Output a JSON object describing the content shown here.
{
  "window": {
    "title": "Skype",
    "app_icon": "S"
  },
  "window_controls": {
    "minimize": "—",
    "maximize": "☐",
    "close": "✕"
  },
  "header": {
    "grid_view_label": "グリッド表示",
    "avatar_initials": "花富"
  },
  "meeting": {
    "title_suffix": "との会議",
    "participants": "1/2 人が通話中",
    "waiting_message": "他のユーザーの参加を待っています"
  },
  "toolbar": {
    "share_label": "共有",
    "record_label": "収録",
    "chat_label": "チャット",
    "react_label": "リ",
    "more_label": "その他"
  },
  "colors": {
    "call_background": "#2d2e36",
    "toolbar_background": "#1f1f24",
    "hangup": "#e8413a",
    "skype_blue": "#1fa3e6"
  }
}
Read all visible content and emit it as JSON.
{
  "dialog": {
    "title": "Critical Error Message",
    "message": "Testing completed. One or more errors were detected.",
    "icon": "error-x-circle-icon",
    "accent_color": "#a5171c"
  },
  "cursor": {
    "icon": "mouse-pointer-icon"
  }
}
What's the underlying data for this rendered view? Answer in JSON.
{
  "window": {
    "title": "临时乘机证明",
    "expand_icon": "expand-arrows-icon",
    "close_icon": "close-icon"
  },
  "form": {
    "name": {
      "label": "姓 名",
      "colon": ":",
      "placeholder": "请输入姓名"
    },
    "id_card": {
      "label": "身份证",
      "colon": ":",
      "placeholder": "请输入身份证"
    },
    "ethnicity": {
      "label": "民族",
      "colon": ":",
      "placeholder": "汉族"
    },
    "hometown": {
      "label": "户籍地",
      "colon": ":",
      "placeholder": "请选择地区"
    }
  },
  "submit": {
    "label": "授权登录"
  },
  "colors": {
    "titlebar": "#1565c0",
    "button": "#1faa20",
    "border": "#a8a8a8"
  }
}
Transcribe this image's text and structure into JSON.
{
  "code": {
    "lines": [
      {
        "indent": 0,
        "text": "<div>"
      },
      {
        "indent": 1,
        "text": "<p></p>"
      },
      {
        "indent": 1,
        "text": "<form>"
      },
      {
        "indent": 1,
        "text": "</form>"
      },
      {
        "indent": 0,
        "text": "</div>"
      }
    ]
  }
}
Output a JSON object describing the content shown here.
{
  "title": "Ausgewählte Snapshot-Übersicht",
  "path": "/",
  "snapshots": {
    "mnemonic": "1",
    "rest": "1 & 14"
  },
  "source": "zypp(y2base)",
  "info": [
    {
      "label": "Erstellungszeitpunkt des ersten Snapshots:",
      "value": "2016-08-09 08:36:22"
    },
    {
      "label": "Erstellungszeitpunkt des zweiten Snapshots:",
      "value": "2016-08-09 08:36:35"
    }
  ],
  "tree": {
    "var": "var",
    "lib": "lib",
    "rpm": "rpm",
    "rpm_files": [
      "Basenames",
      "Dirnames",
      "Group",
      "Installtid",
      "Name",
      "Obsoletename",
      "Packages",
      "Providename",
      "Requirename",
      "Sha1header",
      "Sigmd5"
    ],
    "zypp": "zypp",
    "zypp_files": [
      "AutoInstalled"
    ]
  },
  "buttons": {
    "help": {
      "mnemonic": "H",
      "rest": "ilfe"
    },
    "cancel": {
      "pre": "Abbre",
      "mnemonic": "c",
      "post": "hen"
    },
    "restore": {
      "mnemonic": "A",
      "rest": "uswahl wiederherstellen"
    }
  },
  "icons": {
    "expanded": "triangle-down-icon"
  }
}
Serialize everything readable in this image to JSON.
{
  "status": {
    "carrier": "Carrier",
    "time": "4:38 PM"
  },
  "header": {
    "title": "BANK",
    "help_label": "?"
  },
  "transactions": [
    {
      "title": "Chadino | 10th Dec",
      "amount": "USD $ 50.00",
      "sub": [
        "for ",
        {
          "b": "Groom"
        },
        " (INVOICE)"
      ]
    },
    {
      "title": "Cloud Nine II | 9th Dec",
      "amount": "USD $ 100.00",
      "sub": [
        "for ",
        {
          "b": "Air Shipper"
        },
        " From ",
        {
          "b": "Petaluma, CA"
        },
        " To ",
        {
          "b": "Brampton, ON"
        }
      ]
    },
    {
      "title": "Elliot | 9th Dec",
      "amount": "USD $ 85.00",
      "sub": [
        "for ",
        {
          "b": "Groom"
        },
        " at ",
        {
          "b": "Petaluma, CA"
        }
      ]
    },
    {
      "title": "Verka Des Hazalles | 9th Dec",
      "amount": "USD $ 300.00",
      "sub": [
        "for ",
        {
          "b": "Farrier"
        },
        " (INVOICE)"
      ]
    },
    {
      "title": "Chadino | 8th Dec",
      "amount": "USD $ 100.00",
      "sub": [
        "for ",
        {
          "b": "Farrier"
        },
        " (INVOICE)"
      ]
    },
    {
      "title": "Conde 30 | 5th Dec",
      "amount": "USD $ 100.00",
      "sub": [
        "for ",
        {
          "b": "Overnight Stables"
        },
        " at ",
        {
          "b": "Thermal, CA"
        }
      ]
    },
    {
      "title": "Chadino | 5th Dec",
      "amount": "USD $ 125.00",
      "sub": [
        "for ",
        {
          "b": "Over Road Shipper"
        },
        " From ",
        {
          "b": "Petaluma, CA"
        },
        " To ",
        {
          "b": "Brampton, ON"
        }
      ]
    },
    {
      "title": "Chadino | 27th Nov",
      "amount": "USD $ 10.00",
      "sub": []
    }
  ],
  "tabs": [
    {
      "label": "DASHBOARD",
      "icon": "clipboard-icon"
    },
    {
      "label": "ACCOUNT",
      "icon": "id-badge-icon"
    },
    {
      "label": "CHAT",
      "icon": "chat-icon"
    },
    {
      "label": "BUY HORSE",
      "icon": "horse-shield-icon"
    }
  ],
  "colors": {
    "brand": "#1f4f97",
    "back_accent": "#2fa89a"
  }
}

━━━━━━━━━━━━━━━━

## [Exercise requirements]
Your task is to extract all of the records exactly.

## [In response]
Output a JSON object describing the content shown here.
{
  "window": {
    "title": "Skype",
    "app_icon": "S"
  },
  "window_controls": {
    "minimize": "—",
    "maximize": "☐",
    "close": "✕"
  },
  "header": {
    "grid_view_label": "グリッド表示",
    "avatar_initials": "花富"
  },
  "meeting": {
    "title_suffix": "との会議",
    "participants": "1/2 人が通話中",
    "waiting_message": "他のユーザーの参加を待っています"
  },
  "toolbar": {
    "share_label": "共有",
    "record_label": "収録",
    "chat_label": "チャット",
    "react_label": "リ",
    "more_label": "その他"
  },
  "colors": {
    "call_background": "#2d2e36",
    "toolbar_background": "#1f1f24",
    "hangup": "#e8413a",
    "skype_blue": "#1fa3e6"
  }
}
Read all visible content and emit it as JSON.
{
  "dialog": {
    "title": "Critical Error Message",
    "message": "Testing completed. One or more errors were detected.",
    "icon": "error-x-circle-icon",
    "accent_color": "#a5171c"
  },
  "cursor": {
    "icon": "mouse-pointer-icon"
  }
}
What's the underlying data for this rendered view? Answer in JSON.
{
  "window": {
    "title": "临时乘机证明",
    "expand_icon": "expand-arrows-icon",
    "close_icon": "close-icon"
  },
  "form": {
    "name": {
      "label": "姓 名",
      "colon": ":",
      "placeholder": "请输入姓名"
    },
    "id_card": {
      "label": "身份证",
      "colon": ":",
      "placeholder": "请输入身份证"
    },
    "ethnicity": {
      "label": "民族",
      "colon": ":",
      "placeholder": "汉族"
    },
    "hometown": {
      "label": "户籍地",
      "colon": ":",
      "placeholder": "请选择地区"
    }
  },
  "submit": {
    "label": "授权登录"
  },
  "colors": {
    "titlebar": "#1565c0",
    "button": "#1faa20",
    "border": "#a8a8a8"
  }
}
Transcribe this image's text and structure into JSON.
{
  "code": {
    "lines": [
      {
        "indent": 0,
        "text": "<div>"
      },
      {
        "indent": 1,
        "text": "<p></p>"
      },
      {
        "indent": 1,
        "text": "<form>"
      },
      {
        "indent": 1,
        "text": "</form>"
      },
      {
        "indent": 0,
        "text": "</div>"
      }
    ]
  }
}
Output a JSON object describing the content shown here.
{
  "title": "Ausgewählte Snapshot-Übersicht",
  "path": "/",
  "snapshots": {
    "mnemonic": "1",
    "rest": "1 & 14"
  },
  "source": "zypp(y2base)",
  "info": [
    {
      "label": "Erstellungszeitpunkt des ersten Snapshots:",
      "value": "2016-08-09 08:36:22"
    },
    {
      "label": "Erstellungszeitpunkt des zweiten Snapshots:",
      "value": "2016-08-09 08:36:35"
    }
  ],
  "tree": {
    "var": "var",
    "lib": "lib",
    "rpm": "rpm",
    "rpm_files": [
      "Basenames",
      "Dirnames",
      "Group",
      "Installtid",
      "Name",
      "Obsoletename",
      "Packages",
      "Providename",
      "Requirename",
      "Sha1header",
      "Sigmd5"
    ],
    "zypp": "zypp",
    "zypp_files": [
      "AutoInstalled"
    ]
  },
  "buttons": {
    "help": {
      "mnemonic": "H",
      "rest": "ilfe"
    },
    "cancel": {
      "pre": "Abbre",
      "mnemonic": "c",
      "post": "hen"
    },
    "restore": {
      "mnemonic": "A",
      "rest": "uswahl wiederherstellen"
    }
  },
  "icons": {
    "expanded": "triangle-down-icon"
  }
}
Serialize everything readable in this image to JSON.
{
  "status": {
    "carrier": "Carrier",
    "time": "4:38 PM"
  },
  "header": {
    "title": "BANK",
    "help_label": "?"
  },
  "transactions": [
    {
      "title": "Chadino | 10th Dec",
      "amount": "USD $ 50.00",
      "sub": [
        "for ",
        {
          "b": "Groom"
        },
        " (INVOICE)"
      ]
    },
    {
      "title": "Cloud Nine II | 9th Dec",
      "amount": "USD $ 100.00",
      "sub": [
        "for ",
        {
          "b": "Air Shipper"
        },
        " From ",
        {
          "b": "Petaluma, CA"
        },
        " To ",
        {
          "b": "Brampton, ON"
        }
      ]
    },
    {
      "title": "Elliot | 9th Dec",
      "amount": "USD $ 85.00",
      "sub": [
        "for ",
        {
          "b": "Groom"
        },
        " at ",
        {
          "b": "Petaluma, CA"
        }
      ]
    },
    {
      "title": "Verka Des Hazalles | 9th Dec",
      "amount": "USD $ 300.00",
      "sub": [
        "for ",
        {
          "b": "Farrier"
        },
        " (INVOICE)"
      ]
    },
    {
      "title": "Chadino | 8th Dec",
      "amount": "USD $ 100.00",
      "sub": [
        "for ",
        {
          "b": "Farrier"
        },
        " (INVOICE)"
      ]
    },
    {
      "title": "Conde 30 | 5th Dec",
      "amount": "USD $ 100.00",
      "sub": [
        "for ",
        {
          "b": "Overnight Stables"
        },
        " at ",
        {
          "b": "Thermal, CA"
        }
      ]
    },
    {
      "title": "Chadino | 5th Dec",
      "amount": "USD $ 125.00",
      "sub": [
        "for ",
        {
          "b": "Over Road Shipper"
        },
        " From ",
        {
          "b": "Petaluma, CA"
        },
        " To ",
        {
          "b": "Brampton, ON"
        }
      ]
    },
    {
      "title": "Chadino | 27th Nov",
      "amount": "USD $ 10.00",
      "sub": []
    }
  ],
  "tabs": [
    {
      "label": "DASHBOARD",
      "icon": "clipboard-icon"
    },
    {
      "label": "ACCOUNT",
      "icon": "id-badge-icon"
    },
    {
      "label": "CHAT",
      "icon": "chat-icon"
    },
    {
      "label": "BUY HORSE",
      "icon": "horse-shield-icon"
    }
  ],
  "colors": {
    "brand": "#1f4f97",
    "back_accent": "#2fa89a"
  }
}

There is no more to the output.